-- start of Data rows --
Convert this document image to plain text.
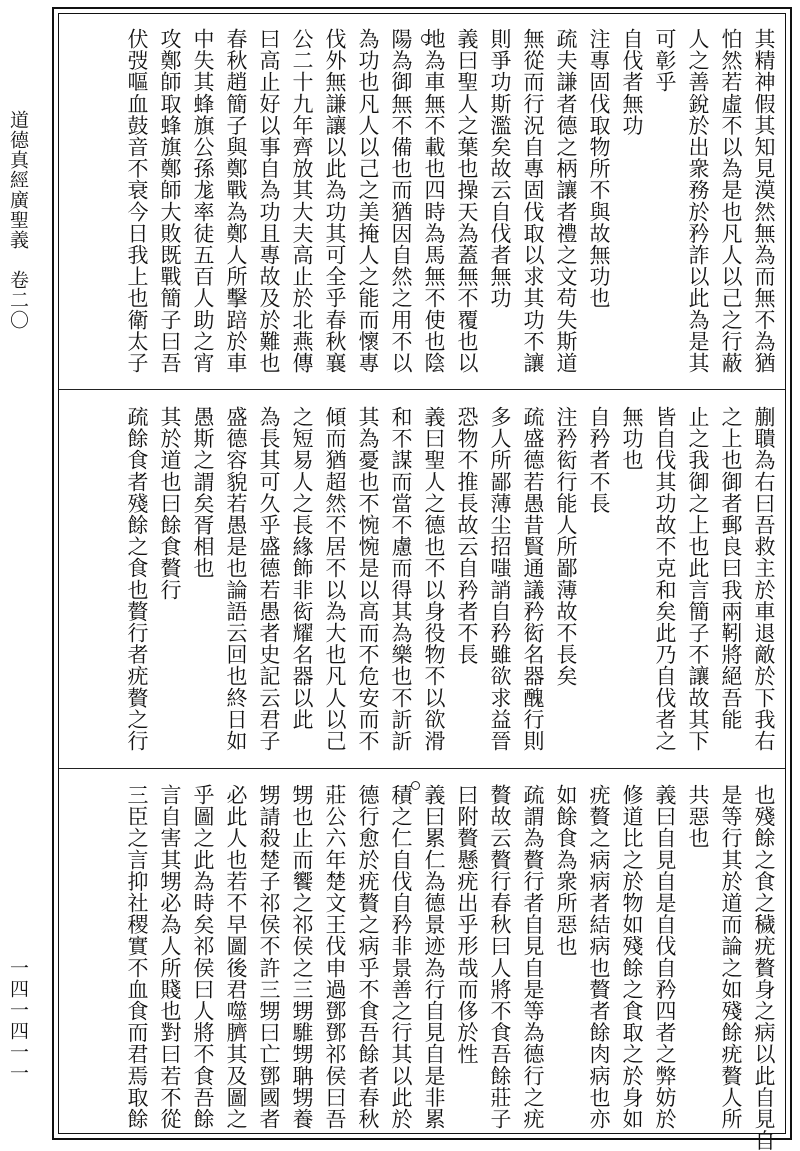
道德真經廣聖義　卷二〇
一四一四一一
其精神假其知見漠然無為而無不為猶
怕然若虛不以為是也凡人以己之行蔽
人之善銳於出衆務於矜詐以此為是其
可彰乎
自伐者無功
注專固伐取物所不與故無功也
疏夫謙者德之柄讓者禮之文苟失斯道
無從而行況自專固伐取以求其功不讓
則爭功斯濫矣故云自伐者無功
義曰聖人之葉也操天為蓋無不覆也以
地為車無不載也四時為馬無不使也陰
陽為御無不備也而猶因自然之用不以
為功也凡人以己之美掩人之能而懷專
伐外無謙讓以此為功其可全乎春秋襄
公二十九年齊放其大夫高止於北燕傳
曰高止好以事自為功且專故及於難也
春秋趙簡子與鄭戰為鄭人所擊踣於車
中失其蜂旗公孫尨率徒五百人助之宵
攻鄭師取蜂旗鄭師大敗既戰簡子曰吾
伏弢嘔血鼓音不衰今日我上也衛太子
蒯聵為右曰吾救主於車退敵於下我右
之上也御者郵良曰我兩靷將絕吾能
止之我御之上也此言簡子不讓故其下
皆自伐其功故不克和矣此乃自伐者之
無功也
自矜者不長
注矜衒行能人所鄙薄故不長矣
疏盛德若愚昔賢通議矜衒名器醜行則
多人所鄙薄尘招嗤誚自矜雖欲求益晉
恐物不推長故云自矜者不長
義曰聖人之德也不以身役物不以欲滑
和不謀而當不慮而得其為樂也不訢訢
其為憂也不惋惋是以高而不危安而不
傾而猶超然不居不以為大也凡人以己
之短易人之長緣飾非衒耀名器以此
為長其可久乎盛德若愚者史記云君子
盛德容貌若愚是也論語云回也終日如
愚斯之謂矣胥相也
其於道也曰餘食贅行
疏餘食者殘餘之食也贅行者疣贅之行
也殘餘之食之穢疣贅身之病以此自見自
是等行其於道而論之如殘餘疣贅人所
共惡也
義曰自見自是自伐自矜四者之弊妨於
修道比之於物如殘餘之食取之於身如
疣贅之病病者結病也贅者餘肉病也亦
如餘食為衆所惡也
疏謂為贅行者自見自是等為德行之疣
贅故云贅行春秋曰人將不食吾餘莊子
曰附贅懸疣出乎形哉而侈於性
義曰累仁為德景迹為行自見自是非累
積之仁自伐自矜非景善之行其以此於
德行愈於疣贅之病乎不食吾餘者春秋
莊公六年楚文王伐申過鄧鄧祁侯曰吾
甥也止而饗之祁侯之三甥騅甥聃甥養
甥請殺楚子祁侯不許三甥曰亡鄧國者
必此人也若不早圖後君噬臍其及圖之
乎圖之此為時矣祁侯曰人將不食吾餘
言自害其甥必為人所賤也對曰若不從
三臣之言抑社稷實不血食而君焉取餘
-- end of Data rows --
● **Exercise details**: Omit the pictures and give the material again, exactly and in full.

● **Exercise answer**:
Convert this document image to plain text.
道德真經廣聖義　卷二〇
一四一四一一
其精神假其知見漠然無為而無不為猶
怕然若虛不以為是也凡人以己之行蔽
人之善銳於出衆務於矜詐以此為是其
可彰乎
自伐者無功
注專固伐取物所不與故無功也
疏夫謙者德之柄讓者禮之文苟失斯道
無從而行況自專固伐取以求其功不讓
則爭功斯濫矣故云自伐者無功
義曰聖人之葉也操天為蓋無不覆也以
地為車無不載也四時為馬無不使也陰
陽為御無不備也而猶因自然之用不以
為功也凡人以己之美掩人之能而懷專
伐外無謙讓以此為功其可全乎春秋襄
公二十九年齊放其大夫高止於北燕傳
曰高止好以事自為功且專故及於難也
春秋趙簡子與鄭戰為鄭人所擊踣於車
中失其蜂旗公孫尨率徒五百人助之宵
攻鄭師取蜂旗鄭師大敗既戰簡子曰吾
伏弢嘔血鼓音不衰今日我上也衛太子
蒯聵為右曰吾救主於車退敵於下我右
之上也御者郵良曰我兩靷將絕吾能
止之我御之上也此言簡子不讓故其下
皆自伐其功故不克和矣此乃自伐者之
無功也
自矜者不長
注矜衒行能人所鄙薄故不長矣
疏盛德若愚昔賢通議矜衒名器醜行則
多人所鄙薄尘招嗤誚自矜雖欲求益晉
恐物不推長故云自矜者不長
義曰聖人之德也不以身役物不以欲滑
和不謀而當不慮而得其為樂也不訢訢
其為憂也不惋惋是以高而不危安而不
傾而猶超然不居不以為大也凡人以己
之短易人之長緣飾非衒耀名器以此
為長其可久乎盛德若愚者史記云君子
盛德容貌若愚是也論語云回也終日如
愚斯之謂矣胥相也
其於道也曰餘食贅行
疏餘食者殘餘之食也贅行者疣贅之行
也殘餘之食之穢疣贅身之病以此自見自
是等行其於道而論之如殘餘疣贅人所
共惡也
義曰自見自是自伐自矜四者之弊妨於
修道比之於物如殘餘之食取之於身如
疣贅之病病者結病也贅者餘肉病也亦
如餘食為衆所惡也
疏謂為贅行者自見自是等為德行之疣
贅故云贅行春秋曰人將不食吾餘莊子
曰附贅懸疣出乎形哉而侈於性
義曰累仁為德景迹為行自見自是非累
積之仁自伐自矜非景善之行其以此於
德行愈於疣贅之病乎不食吾餘者春秋
莊公六年楚文王伐申過鄧鄧祁侯曰吾
甥也止而饗之祁侯之三甥騅甥聃甥養
甥請殺楚子祁侯不許三甥曰亡鄧國者
必此人也若不早圖後君噬臍其及圖之
乎圖之此為時矣祁侯曰人將不食吾餘
言自害其甥必為人所賤也對曰若不從
三臣之言抑社稷實不血食而君焉取餘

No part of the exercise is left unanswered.